Written problem:
Copy each line of the records that contains the word "default".

☆ ☆ ☆ ☆ ☆ ☆ ☆

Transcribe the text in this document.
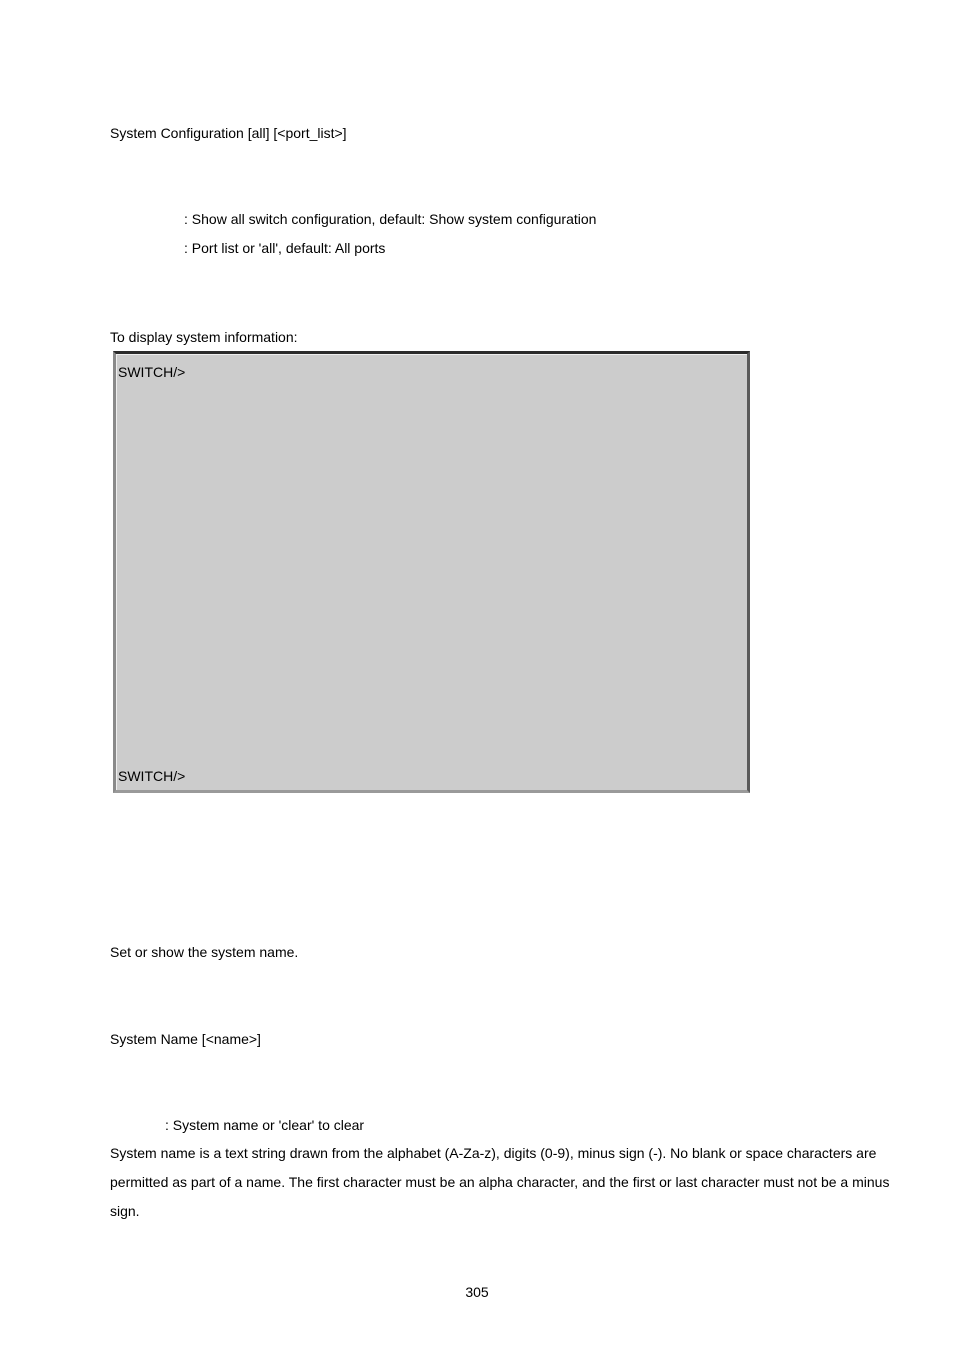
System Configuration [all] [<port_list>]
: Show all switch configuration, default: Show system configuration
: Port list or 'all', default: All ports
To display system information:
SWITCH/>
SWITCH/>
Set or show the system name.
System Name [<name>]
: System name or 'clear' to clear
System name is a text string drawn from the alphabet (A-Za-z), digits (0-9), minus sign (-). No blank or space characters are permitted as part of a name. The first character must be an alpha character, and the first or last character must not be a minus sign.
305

☆ ☆ ☆ ☆ ☆ ☆ ☆

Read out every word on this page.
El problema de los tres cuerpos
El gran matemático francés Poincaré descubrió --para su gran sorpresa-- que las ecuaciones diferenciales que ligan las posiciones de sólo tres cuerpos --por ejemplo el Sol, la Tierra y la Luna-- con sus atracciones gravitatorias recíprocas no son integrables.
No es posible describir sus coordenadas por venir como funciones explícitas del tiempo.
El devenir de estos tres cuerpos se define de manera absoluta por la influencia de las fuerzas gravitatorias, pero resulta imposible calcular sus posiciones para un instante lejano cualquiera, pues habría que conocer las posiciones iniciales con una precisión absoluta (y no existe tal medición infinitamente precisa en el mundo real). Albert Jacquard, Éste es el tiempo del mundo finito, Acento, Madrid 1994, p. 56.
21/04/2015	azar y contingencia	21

☆ ☆ ☆ ☆ ☆ ☆ ☆

Output below:
: Show all switch configuration, default: Show system configuration
: Port list or 'all', default: All ports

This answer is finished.